Records:

• • • •

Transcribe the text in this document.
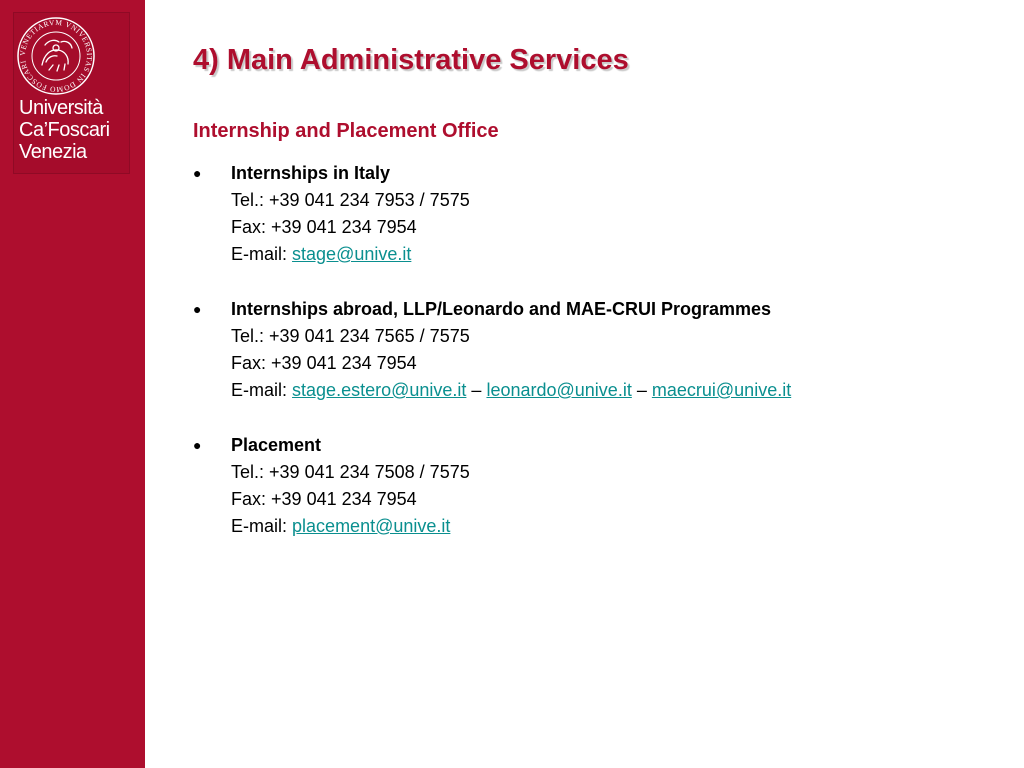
VENETIARVM VNIVERSITAS IN DOMO FOSCARI
Università
Ca’Foscari
Venezia
4) Main Administrative Services
Internship and Placement Office
● Internships in Italy
Tel.: +39 041 234 7953 / 7575
Fax: +39 041 234 7954
E-mail: stage@unive.it
● Internships abroad, LLP/Leonardo and MAE-CRUI Programmes
Tel.: +39 041 234 7565 / 7575
Fax: +39 041 234 7954
E-mail: stage.estero@unive.it – leonardo@unive.it – maecrui@unive.it
● Placement
Tel.: +39 041 234 7508 / 7575
Fax: +39 041 234 7954
E-mail: placement@unive.it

• • • •

• WHAT NEEDS TO BE DONE: Scan the records for the string "mail". Copy each line in which it appears.

• RESULT FOR THIS EXERCISE:
E-mail: stage@unive.it
E-mail: stage.estero@unive.it – leonardo@unive.it – maecrui@unive.it
E-mail: placement@unive.it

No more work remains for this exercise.